▶ **Records**:
◇ ◇ ◇ ◇ ◇ ◇ ◇

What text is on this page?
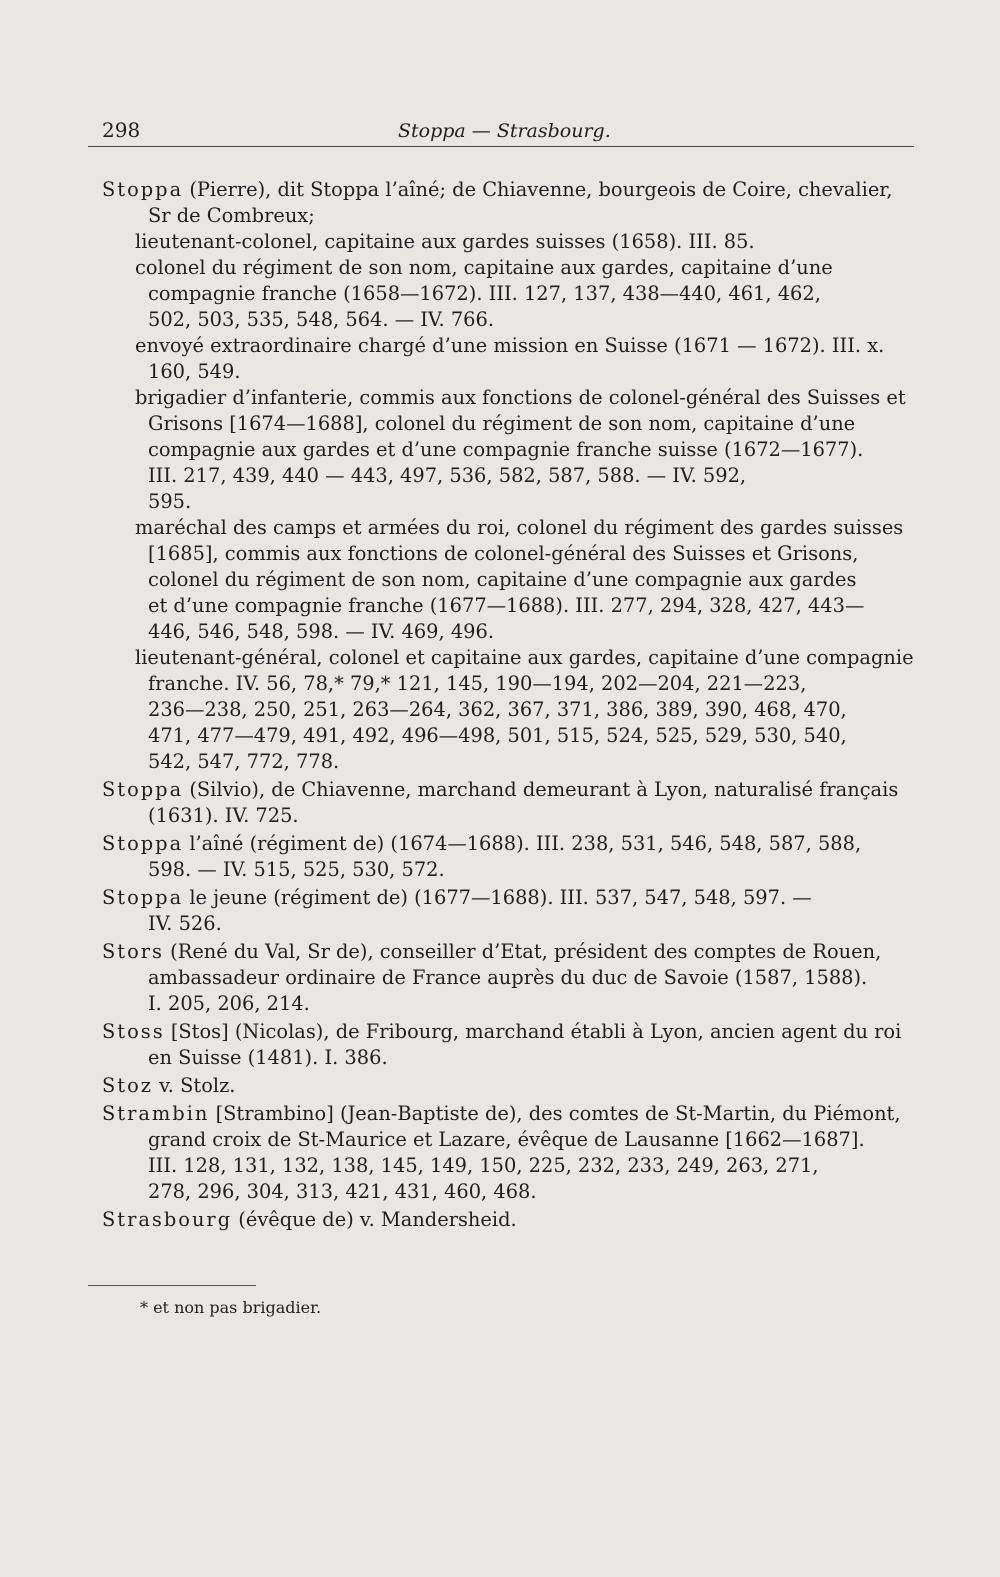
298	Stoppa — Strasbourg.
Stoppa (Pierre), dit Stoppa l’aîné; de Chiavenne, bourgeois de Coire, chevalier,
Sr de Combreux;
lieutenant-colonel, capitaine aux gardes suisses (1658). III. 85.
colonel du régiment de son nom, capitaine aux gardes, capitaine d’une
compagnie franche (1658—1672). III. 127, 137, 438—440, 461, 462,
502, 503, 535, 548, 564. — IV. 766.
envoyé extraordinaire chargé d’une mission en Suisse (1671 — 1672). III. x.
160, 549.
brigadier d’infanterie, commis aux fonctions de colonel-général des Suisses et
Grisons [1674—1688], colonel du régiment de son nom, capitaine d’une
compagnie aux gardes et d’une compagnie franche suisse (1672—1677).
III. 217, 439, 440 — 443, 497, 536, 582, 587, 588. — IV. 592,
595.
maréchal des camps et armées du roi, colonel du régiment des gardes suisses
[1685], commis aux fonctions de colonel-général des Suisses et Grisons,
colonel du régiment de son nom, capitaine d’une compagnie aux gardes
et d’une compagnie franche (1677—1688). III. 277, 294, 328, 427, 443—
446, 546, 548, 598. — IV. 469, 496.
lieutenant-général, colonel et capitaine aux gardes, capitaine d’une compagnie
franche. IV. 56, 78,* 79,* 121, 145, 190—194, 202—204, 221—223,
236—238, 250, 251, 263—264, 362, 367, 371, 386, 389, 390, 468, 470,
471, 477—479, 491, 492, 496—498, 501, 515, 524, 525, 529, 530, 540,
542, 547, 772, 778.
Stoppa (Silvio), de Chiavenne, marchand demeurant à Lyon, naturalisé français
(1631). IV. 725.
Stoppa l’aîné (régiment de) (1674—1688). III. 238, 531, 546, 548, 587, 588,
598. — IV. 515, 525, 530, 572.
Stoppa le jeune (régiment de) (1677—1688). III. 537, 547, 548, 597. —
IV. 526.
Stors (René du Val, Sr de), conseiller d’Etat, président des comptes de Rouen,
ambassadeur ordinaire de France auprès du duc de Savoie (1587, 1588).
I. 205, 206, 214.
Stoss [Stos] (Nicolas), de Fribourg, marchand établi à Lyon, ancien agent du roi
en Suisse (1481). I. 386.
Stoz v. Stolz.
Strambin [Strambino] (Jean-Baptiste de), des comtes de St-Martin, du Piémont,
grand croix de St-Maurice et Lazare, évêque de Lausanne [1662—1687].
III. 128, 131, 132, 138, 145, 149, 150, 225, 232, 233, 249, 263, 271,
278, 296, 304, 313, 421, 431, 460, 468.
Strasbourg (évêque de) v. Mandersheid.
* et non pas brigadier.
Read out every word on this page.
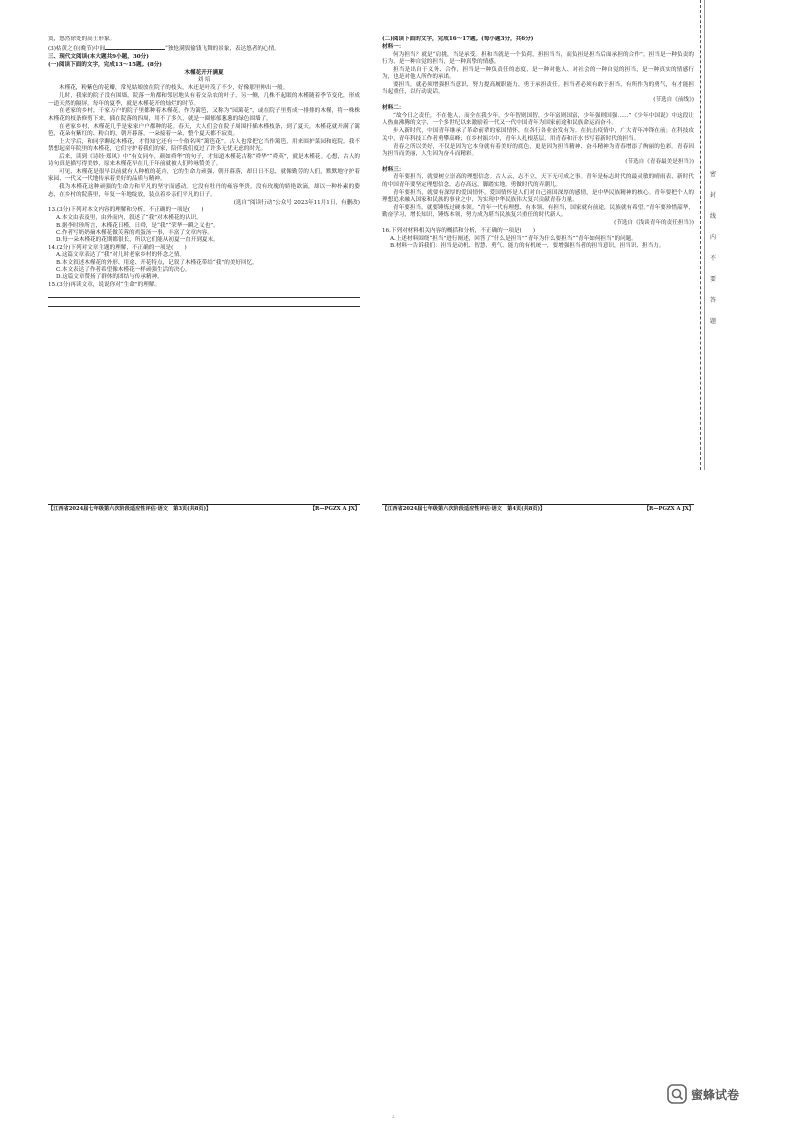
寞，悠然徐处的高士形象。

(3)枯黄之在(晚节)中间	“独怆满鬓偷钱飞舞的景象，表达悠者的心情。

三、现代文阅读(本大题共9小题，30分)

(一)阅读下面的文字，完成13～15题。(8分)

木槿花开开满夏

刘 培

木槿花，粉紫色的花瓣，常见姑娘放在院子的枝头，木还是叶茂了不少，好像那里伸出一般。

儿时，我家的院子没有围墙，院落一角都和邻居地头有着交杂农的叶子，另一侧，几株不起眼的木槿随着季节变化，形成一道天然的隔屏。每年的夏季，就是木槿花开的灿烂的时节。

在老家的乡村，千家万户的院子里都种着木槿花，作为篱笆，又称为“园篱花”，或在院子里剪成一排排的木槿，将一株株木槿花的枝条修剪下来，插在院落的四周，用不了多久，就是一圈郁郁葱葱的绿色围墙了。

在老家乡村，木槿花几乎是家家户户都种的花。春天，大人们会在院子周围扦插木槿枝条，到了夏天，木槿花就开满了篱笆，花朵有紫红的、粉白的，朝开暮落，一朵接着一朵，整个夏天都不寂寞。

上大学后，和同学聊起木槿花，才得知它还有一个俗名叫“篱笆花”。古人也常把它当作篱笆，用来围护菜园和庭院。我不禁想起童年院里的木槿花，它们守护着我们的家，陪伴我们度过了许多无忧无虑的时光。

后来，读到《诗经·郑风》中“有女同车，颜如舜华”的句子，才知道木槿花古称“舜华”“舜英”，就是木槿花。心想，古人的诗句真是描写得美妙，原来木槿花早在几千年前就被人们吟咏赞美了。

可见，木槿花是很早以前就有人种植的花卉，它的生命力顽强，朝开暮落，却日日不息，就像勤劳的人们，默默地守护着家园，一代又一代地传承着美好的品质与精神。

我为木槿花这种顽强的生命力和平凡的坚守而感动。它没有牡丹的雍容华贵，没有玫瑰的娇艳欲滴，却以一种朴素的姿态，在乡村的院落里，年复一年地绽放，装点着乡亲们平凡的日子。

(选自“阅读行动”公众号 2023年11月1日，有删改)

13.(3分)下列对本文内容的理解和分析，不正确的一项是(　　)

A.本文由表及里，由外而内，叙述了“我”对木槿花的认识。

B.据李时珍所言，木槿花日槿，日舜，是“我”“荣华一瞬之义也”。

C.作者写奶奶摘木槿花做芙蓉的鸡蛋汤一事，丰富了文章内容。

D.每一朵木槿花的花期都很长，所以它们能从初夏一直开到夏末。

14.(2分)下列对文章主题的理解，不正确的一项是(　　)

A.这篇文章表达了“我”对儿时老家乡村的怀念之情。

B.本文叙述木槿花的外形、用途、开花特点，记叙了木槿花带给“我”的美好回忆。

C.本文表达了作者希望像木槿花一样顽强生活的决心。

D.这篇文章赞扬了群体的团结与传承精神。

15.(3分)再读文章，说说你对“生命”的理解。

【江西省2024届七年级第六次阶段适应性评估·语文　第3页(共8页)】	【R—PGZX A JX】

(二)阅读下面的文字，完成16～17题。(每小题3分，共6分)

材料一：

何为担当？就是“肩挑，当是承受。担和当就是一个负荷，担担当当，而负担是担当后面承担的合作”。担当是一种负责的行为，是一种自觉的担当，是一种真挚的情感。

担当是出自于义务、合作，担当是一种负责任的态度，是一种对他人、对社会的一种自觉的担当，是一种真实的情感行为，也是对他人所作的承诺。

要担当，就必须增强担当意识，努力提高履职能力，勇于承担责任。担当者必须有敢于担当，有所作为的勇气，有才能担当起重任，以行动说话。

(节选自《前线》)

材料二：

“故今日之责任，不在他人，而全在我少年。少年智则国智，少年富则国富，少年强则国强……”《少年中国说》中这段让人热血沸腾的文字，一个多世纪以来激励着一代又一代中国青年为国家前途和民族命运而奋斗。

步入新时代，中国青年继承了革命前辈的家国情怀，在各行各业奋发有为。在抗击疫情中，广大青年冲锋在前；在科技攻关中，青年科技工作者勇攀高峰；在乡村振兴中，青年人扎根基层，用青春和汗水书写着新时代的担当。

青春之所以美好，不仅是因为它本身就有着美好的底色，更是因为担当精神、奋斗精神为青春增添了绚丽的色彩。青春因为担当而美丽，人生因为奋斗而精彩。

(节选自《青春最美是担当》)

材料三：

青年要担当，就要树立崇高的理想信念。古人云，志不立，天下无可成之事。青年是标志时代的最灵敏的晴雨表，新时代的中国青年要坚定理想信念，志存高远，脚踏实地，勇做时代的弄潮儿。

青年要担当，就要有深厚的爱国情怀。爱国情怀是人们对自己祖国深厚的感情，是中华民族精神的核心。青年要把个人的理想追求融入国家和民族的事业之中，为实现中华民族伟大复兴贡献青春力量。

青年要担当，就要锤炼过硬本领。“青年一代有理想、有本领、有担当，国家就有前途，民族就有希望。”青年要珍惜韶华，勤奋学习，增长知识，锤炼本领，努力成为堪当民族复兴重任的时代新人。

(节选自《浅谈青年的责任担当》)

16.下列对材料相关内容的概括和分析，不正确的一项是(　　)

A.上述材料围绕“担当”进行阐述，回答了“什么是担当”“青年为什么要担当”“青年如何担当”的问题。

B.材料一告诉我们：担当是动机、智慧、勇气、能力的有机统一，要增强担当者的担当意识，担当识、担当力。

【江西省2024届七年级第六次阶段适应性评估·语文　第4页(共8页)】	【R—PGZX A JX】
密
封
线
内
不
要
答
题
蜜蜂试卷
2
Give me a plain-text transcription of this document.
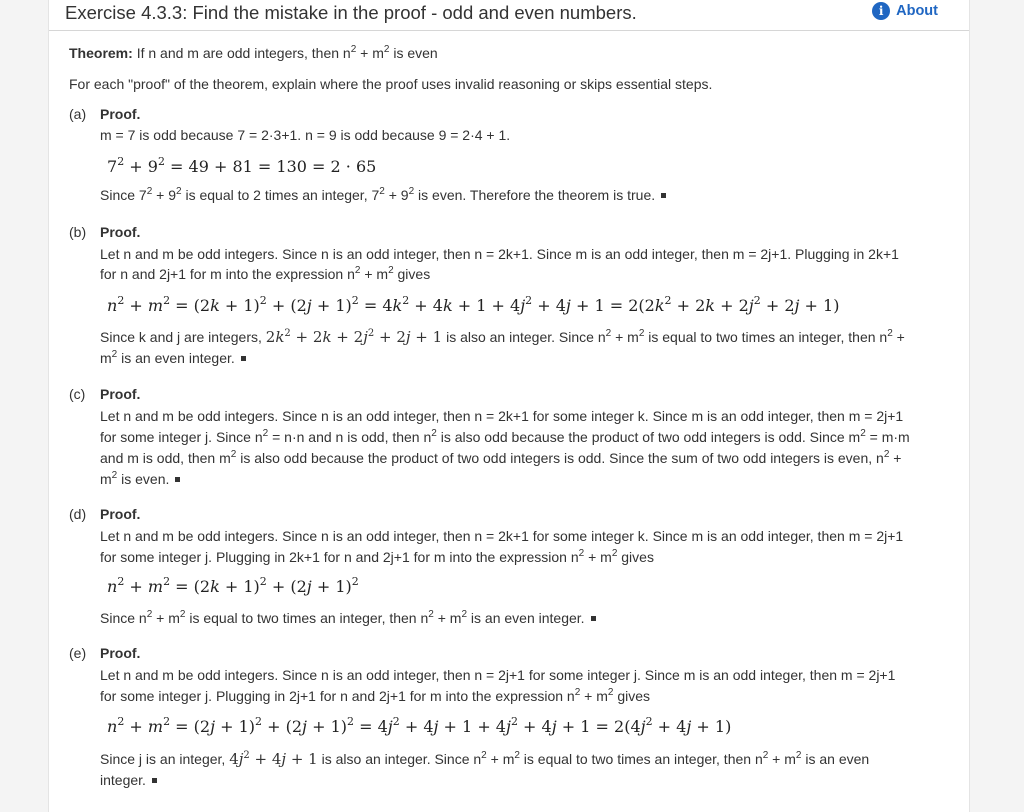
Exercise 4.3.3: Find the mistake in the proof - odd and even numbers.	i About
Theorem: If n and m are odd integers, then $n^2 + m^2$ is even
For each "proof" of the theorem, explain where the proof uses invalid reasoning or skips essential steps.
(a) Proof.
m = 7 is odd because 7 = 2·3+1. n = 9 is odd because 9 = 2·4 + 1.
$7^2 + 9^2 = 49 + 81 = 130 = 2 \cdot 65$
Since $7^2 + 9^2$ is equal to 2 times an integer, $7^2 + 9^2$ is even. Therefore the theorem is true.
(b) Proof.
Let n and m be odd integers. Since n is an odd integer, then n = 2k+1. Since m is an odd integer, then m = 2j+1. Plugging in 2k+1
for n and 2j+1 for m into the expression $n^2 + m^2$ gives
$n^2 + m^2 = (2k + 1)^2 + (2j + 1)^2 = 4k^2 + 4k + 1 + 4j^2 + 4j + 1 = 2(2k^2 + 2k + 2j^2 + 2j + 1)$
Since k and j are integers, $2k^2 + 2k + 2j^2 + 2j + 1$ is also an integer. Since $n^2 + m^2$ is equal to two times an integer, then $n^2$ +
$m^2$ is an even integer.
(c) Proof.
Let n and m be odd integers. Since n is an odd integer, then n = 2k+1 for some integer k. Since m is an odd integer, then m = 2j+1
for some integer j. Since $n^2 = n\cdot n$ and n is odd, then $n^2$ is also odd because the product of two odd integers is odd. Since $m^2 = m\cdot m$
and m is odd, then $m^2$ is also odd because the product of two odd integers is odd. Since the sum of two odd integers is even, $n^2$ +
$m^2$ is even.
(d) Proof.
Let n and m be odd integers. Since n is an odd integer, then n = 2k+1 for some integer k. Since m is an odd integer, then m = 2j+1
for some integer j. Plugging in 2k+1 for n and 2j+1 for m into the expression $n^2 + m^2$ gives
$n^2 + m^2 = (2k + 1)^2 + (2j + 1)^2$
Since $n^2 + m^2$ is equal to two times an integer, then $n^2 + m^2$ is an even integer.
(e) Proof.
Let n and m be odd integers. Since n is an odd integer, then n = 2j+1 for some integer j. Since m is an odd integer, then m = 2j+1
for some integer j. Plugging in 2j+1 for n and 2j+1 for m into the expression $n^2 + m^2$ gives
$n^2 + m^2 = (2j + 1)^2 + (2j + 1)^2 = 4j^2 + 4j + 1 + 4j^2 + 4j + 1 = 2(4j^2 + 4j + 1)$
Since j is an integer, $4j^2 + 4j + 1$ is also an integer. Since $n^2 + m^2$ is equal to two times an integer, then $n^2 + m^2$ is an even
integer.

◇ ◇ ◇ ◇ ◇ ◇ ◇

▶ **Task directions**: Where a line of the data holds "Grisons", show that line.

▶ **Output of the exercise**:
Grisons [1674—1688], colonel du régiment de son nom, capitaine d’une
[1685], commis aux fonctions de colonel-général des Suisses et Grisons,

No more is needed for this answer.